* _TO BE DONE_
Write out the data below in full. Keep it exact.

* _TASK DATA_
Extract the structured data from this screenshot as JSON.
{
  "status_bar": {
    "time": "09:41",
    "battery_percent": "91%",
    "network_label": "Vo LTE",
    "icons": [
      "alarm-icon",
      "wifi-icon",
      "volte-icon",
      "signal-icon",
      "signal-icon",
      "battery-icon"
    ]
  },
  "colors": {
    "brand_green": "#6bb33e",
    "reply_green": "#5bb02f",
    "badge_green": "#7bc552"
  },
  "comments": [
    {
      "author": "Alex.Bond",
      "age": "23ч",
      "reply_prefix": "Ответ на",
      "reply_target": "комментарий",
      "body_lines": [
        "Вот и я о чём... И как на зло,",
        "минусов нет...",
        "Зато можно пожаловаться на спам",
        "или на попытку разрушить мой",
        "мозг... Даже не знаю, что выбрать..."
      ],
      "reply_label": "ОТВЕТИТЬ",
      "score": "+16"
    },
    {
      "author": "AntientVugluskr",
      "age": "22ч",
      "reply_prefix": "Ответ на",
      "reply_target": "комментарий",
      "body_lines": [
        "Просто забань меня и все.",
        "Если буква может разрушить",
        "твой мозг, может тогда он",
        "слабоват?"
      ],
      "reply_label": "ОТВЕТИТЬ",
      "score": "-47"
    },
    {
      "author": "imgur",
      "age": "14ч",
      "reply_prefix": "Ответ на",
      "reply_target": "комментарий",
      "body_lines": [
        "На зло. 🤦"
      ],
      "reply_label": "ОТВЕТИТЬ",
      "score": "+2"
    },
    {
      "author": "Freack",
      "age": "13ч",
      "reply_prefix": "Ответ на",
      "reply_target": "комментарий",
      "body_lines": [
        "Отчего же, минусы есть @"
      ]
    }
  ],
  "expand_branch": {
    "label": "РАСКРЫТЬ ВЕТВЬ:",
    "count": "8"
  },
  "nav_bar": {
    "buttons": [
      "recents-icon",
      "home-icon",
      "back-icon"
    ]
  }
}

* _THE ANSWER_
Extract the structured data from this screenshot as JSON.
{
  "status_bar": {
    "time": "09:41",
    "battery_percent": "91%",
    "network_label": "Vo LTE",
    "icons": [
      "alarm-icon",
      "wifi-icon",
      "volte-icon",
      "signal-icon",
      "signal-icon",
      "battery-icon"
    ]
  },
  "colors": {
    "brand_green": "#6bb33e",
    "reply_green": "#5bb02f",
    "badge_green": "#7bc552"
  },
  "comments": [
    {
      "author": "Alex.Bond",
      "age": "23ч",
      "reply_prefix": "Ответ на",
      "reply_target": "комментарий",
      "body_lines": [
        "Вот и я о чём... И как на зло,",
        "минусов нет...",
        "Зато можно пожаловаться на спам",
        "или на попытку разрушить мой",
        "мозг... Даже не знаю, что выбрать..."
      ],
      "reply_label": "ОТВЕТИТЬ",
      "score": "+16"
    },
    {
      "author": "AntientVugluskr",
      "age": "22ч",
      "reply_prefix": "Ответ на",
      "reply_target": "комментарий",
      "body_lines": [
        "Просто забань меня и все.",
        "Если буква может разрушить",
        "твой мозг, может тогда он",
        "слабоват?"
      ],
      "reply_label": "ОТВЕТИТЬ",
      "score": "-47"
    },
    {
      "author": "imgur",
      "age": "14ч",
      "reply_prefix": "Ответ на",
      "reply_target": "комментарий",
      "body_lines": [
        "На зло. 🤦"
      ],
      "reply_label": "ОТВЕТИТЬ",
      "score": "+2"
    },
    {
      "author": "Freack",
      "age": "13ч",
      "reply_prefix": "Ответ на",
      "reply_target": "комментарий",
      "body_lines": [
        "Отчего же, минусы есть @"
      ]
    }
  ],
  "expand_branch": {
    "label": "РАСКРЫТЬ ВЕТВЬ:",
    "count": "8"
  },
  "nav_bar": {
    "buttons": [
      "recents-icon",
      "home-icon",
      "back-icon"
    ]
  }
}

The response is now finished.